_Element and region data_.
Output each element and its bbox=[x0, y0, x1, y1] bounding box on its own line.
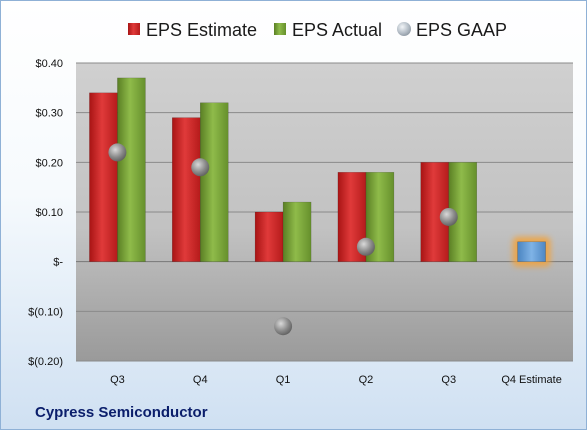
x-tick-label: Q4 Estimate bbox=[501, 374, 562, 386]
actual-bar bbox=[117, 77, 146, 262]
gaap-point bbox=[356, 237, 375, 256]
y-tick-label: $0.10 bbox=[35, 207, 63, 219]
legend-swatch-gaap bbox=[397, 22, 411, 36]
legend-label-actual: EPS Actual bbox=[292, 20, 382, 40]
gaap-point bbox=[108, 143, 127, 162]
y-tick-label: $(0.20) bbox=[28, 356, 63, 368]
forecast-bar bbox=[517, 241, 546, 262]
y-tick-label: $0.40 bbox=[35, 58, 63, 70]
y-tick-label: $0.30 bbox=[35, 108, 63, 120]
y-tick-label: $- bbox=[53, 257, 63, 269]
estimate-bar bbox=[254, 211, 284, 262]
y-tick-label: $0.20 bbox=[35, 157, 63, 169]
x-tick-label: Q2 bbox=[359, 374, 374, 386]
legend: EPS Estimate EPS Actual EPS GAAP bbox=[128, 20, 507, 40]
x-tick-label: Q3 bbox=[110, 374, 125, 386]
legend-swatch-actual bbox=[274, 23, 286, 35]
y-tick-label: $(0.10) bbox=[28, 306, 63, 318]
legend-label-gaap: EPS GAAP bbox=[416, 20, 507, 40]
x-axis-labels: Q3 Q4 Q1 Q2 Q3 Q4 Estimate bbox=[110, 374, 562, 386]
gaap-point bbox=[439, 207, 458, 226]
actual-bar bbox=[282, 201, 312, 262]
gridlines bbox=[76, 62, 573, 362]
legend-label-estimate: EPS Estimate bbox=[146, 20, 257, 40]
x-tick-label: Q1 bbox=[276, 374, 291, 386]
actual-bar bbox=[200, 102, 229, 262]
legend-item-actual: EPS Actual bbox=[274, 20, 382, 40]
gaap-point bbox=[274, 317, 293, 336]
estimate-bar bbox=[89, 92, 118, 262]
legend-item-gaap: EPS GAAP bbox=[397, 20, 507, 40]
y-axis-labels: $0.40 $0.30 $0.20 $0.10 $- $(0.10) $(0.20) bbox=[28, 58, 63, 368]
legend-item-estimate: EPS Estimate bbox=[128, 20, 257, 40]
estimate-bar bbox=[172, 117, 201, 262]
gaap-point bbox=[191, 158, 210, 177]
company-name: Cypress Semiconductor bbox=[35, 404, 208, 421]
legend-swatch-estimate bbox=[128, 23, 140, 35]
x-tick-label: Q4 bbox=[193, 374, 208, 386]
gaap-points bbox=[108, 143, 458, 336]
x-tick-label: Q3 bbox=[441, 374, 456, 386]
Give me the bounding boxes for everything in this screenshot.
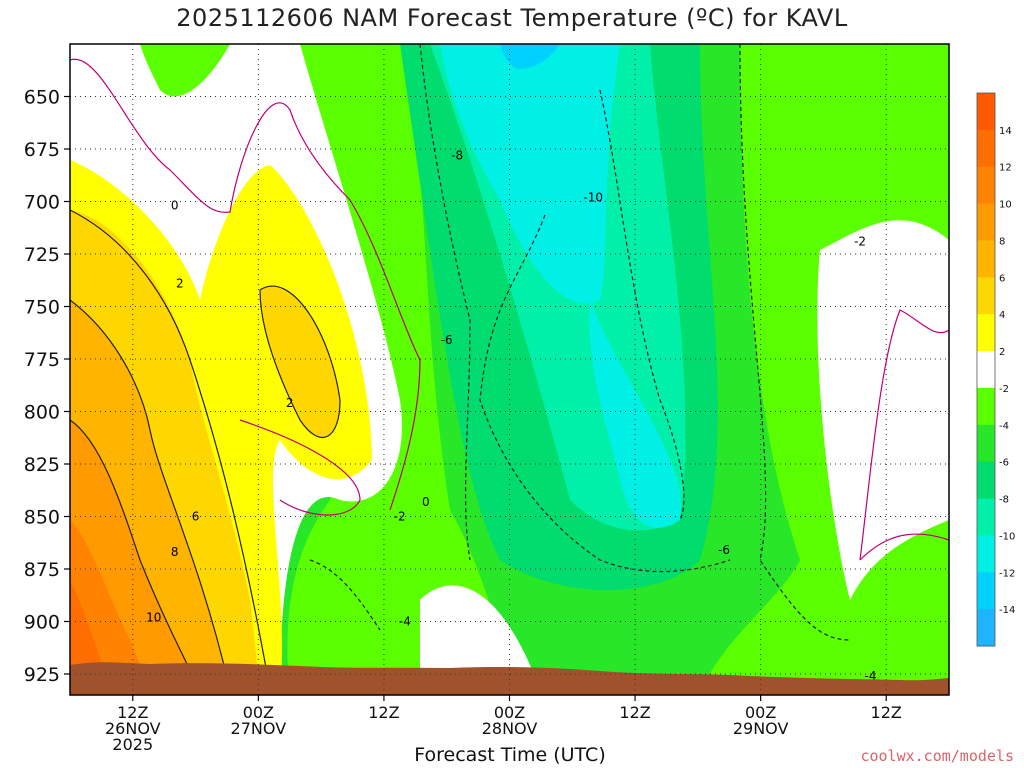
colorbar-swatch [977,240,995,278]
x-tick-label: 00Z [494,703,525,722]
colorbar-tick-label: 6 [999,273,1005,284]
contour-label: -2 [394,510,406,524]
contour-label: 0 [422,495,430,509]
colorbar-tick-label: 8 [999,236,1005,247]
colorbar-swatch [977,609,995,647]
y-tick-label: 850 [24,507,60,529]
colorbar-swatch [977,424,995,463]
contour-label: 8 [171,545,179,559]
colorbar-swatch [977,498,995,536]
x-tick-label: 12Z [619,703,650,722]
y-tick-label: 700 [24,192,60,214]
colorbar-tick-label: -4 [999,421,1009,432]
credit-text: coolwx.com/models [860,747,1014,765]
contour-label: -4 [865,669,877,683]
colorbar-swatch [977,203,995,241]
colorbar-tick-label: -6 [999,458,1009,469]
colorbar-tick-label: 10 [999,200,1012,211]
colorbar-swatch [977,129,995,168]
y-tick-label: 825 [24,454,60,476]
x-tick-label: 28NOV [482,719,538,738]
colorbar-swatch [977,572,995,610]
colorbar-tick-label: -10 [999,531,1015,542]
colorbar-swatch [977,387,995,426]
contour-label: 0 [171,199,179,213]
y-tick-label: 750 [24,297,60,319]
colorbar-tick-label: -8 [999,495,1009,506]
colorbar-tick-label: 2 [999,347,1005,358]
colorbar-swatch [977,277,995,315]
x-tick-label: 12Z [368,703,399,722]
y-tick-label: 900 [24,612,60,634]
y-tick-label: 775 [24,349,60,371]
y-tick-label: 650 [24,87,60,109]
colorbar-tick-label: -14 [999,605,1015,616]
colorbar-swatch [977,461,995,500]
y-tick-label: 725 [24,244,60,266]
y-tick-label: 925 [24,664,60,686]
x-tick-label: 26NOV [105,719,161,738]
x-axis-label: Forecast Time (UTC) [414,744,606,766]
colorbar-swatch [977,93,995,131]
colorbar-swatch [977,535,995,573]
x-tick-label: 00Z [745,703,776,722]
contour-label: -6 [718,543,730,557]
contour-label: 10 [146,610,161,624]
y-tick-label: 675 [24,139,60,161]
colorbar-legend: 14 12 10 8 6 4 2 -2 -4 -6 -8 -10 -12 -14 [976,92,1015,647]
contour-label: -8 [451,148,463,162]
colorbar-tick-label: 4 [999,310,1005,321]
contour-label: 2 [176,276,184,290]
x-tick-label: 00Z [243,703,274,722]
contour-label: -6 [441,333,453,347]
contour-label: -4 [399,615,411,629]
y-axis: 650 675 700 725 750 775 800 825 850 875 900 925 [24,87,70,686]
x-tick-label: 2025 [112,735,153,754]
x-tick-label: 27NOV [231,719,287,738]
grid-lines [70,44,949,695]
colorbar-frame [976,92,996,647]
colorbar-tick-label: 12 [999,163,1012,174]
colorbar-swatch [977,314,995,352]
contour-lines [70,44,949,691]
colorbar-swatch [977,166,995,205]
x-tick-label: 12Z [117,703,148,722]
chart-title: 2025112606 NAM Forecast Temperature (ºC)… [176,4,848,32]
contour-label: -10 [583,190,603,204]
contour-label: -2 [854,234,866,248]
colorbar-tick-label: -12 [999,568,1015,579]
contour-label: 2 [286,396,294,410]
x-tick-label: 29NOV [733,719,789,738]
terrain-ground [70,662,949,695]
temperature-fill [70,44,949,695]
y-tick-label: 800 [24,402,60,424]
colorbar-tick-label: 14 [999,126,1012,137]
x-tick-label: 12Z [871,703,902,722]
colorbar-tick-label: -2 [999,384,1009,395]
y-tick-label: 875 [24,559,60,581]
colorbar-swatch [977,351,995,389]
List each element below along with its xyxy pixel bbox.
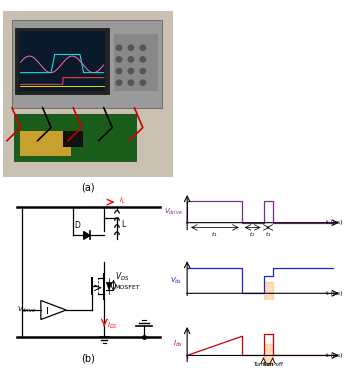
Circle shape — [116, 44, 122, 51]
Circle shape — [127, 68, 134, 74]
Bar — [15, 28, 109, 94]
Polygon shape — [84, 232, 90, 239]
Circle shape — [127, 56, 134, 63]
Polygon shape — [41, 301, 66, 320]
Text: Turn-on: Turn-on — [253, 362, 274, 367]
Bar — [63, 131, 83, 147]
Text: (a): (a) — [82, 182, 95, 192]
Bar — [114, 34, 158, 91]
Circle shape — [116, 79, 122, 86]
Text: Turn-off: Turn-off — [262, 362, 283, 367]
Bar — [263, 282, 273, 300]
Text: $V_{DS}$: $V_{DS}$ — [115, 270, 129, 283]
Circle shape — [139, 44, 146, 51]
Text: MOSFET: MOSFET — [115, 285, 140, 290]
Text: $t_2$: $t_2$ — [249, 230, 256, 239]
Bar — [19, 31, 105, 91]
Text: $I_{ds}$: $I_{ds}$ — [173, 339, 183, 350]
Text: L: L — [121, 220, 125, 229]
Bar — [12, 19, 161, 107]
Text: D: D — [74, 221, 80, 230]
Text: $V_{drive}$: $V_{drive}$ — [17, 305, 36, 315]
Bar — [20, 131, 71, 156]
Text: t (μs): t (μs) — [326, 291, 342, 296]
Circle shape — [127, 79, 134, 86]
Circle shape — [127, 44, 134, 51]
Text: t (μs): t (μs) — [326, 353, 342, 358]
Polygon shape — [106, 282, 112, 290]
Text: $I_L$: $I_L$ — [119, 196, 125, 206]
Text: t (μs): t (μs) — [326, 220, 342, 225]
Bar — [14, 114, 136, 161]
Text: $I_{DS}$: $I_{DS}$ — [108, 321, 118, 331]
Circle shape — [139, 79, 146, 86]
Text: $t_3$: $t_3$ — [265, 230, 271, 239]
Text: (b): (b) — [82, 354, 95, 364]
Circle shape — [116, 68, 122, 74]
Text: $V_{drive}$: $V_{drive}$ — [164, 207, 183, 217]
Text: $t_1$: $t_1$ — [211, 230, 218, 239]
Circle shape — [116, 56, 122, 63]
Circle shape — [139, 68, 146, 74]
Bar — [263, 344, 273, 366]
Circle shape — [139, 56, 146, 63]
Text: $V_{ds}$: $V_{ds}$ — [170, 276, 183, 286]
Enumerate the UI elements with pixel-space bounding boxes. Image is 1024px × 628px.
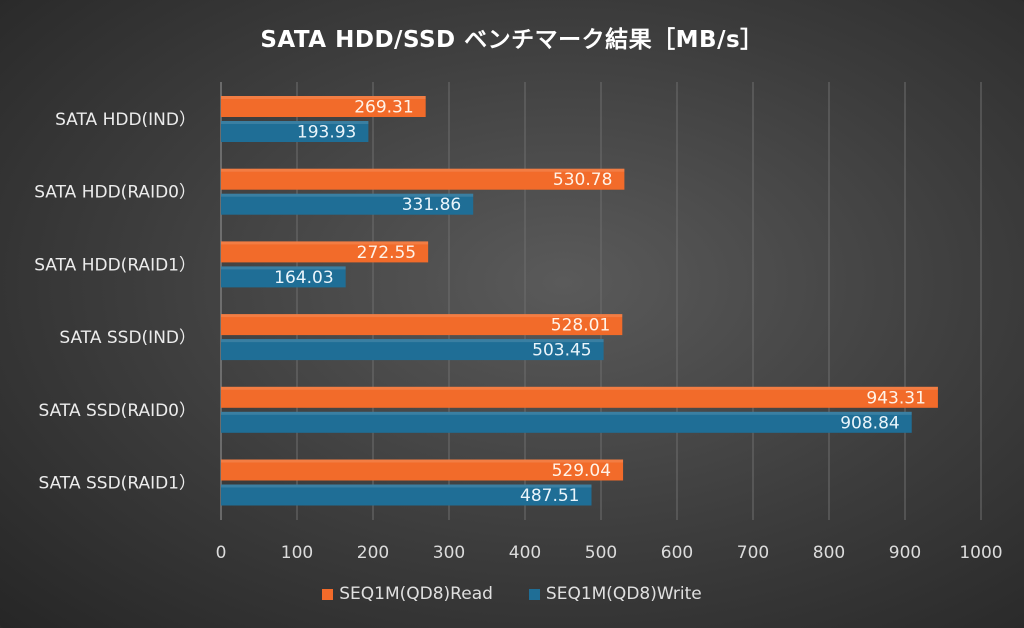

_TASK INSTRUCTIONS_. Lay out the part of the records that opens with the line containing "colorbar-swatch [977,240,995,278]" and closes with the line containing "x-tick-label: 12Z [619,703,650,722]" as a Markdown table. Use two columns, "Row" for a running number and "Line" for the line itself, and skip any blank lines.

_SOLUTION_.
| Row | Line |
|---|---|
| 1 | colorbar-swatch [977,240,995,278] |
| 2 | x-tick-label: 00Z [494,703,525,722] |
| 3 | colorbar-tick-label: 6 [999,273,1005,284] |
| 4 | contour-label: -2 [394,510,406,524] |
| 5 | contour-label: 0 [422,495,430,509] |
| 6 | colorbar-tick-label: 8 [999,236,1005,247] |
| 7 | colorbar-swatch [977,609,995,647] |
| 8 | y-tick-label: 850 [24,507,60,529] |
| 9 | colorbar-swatch [977,424,995,463] |
| 10 | contour-label: 8 [171,545,179,559] |
| 11 | colorbar-swatch [977,498,995,536] |
| 12 | x-tick-label: 12Z [619,703,650,722] |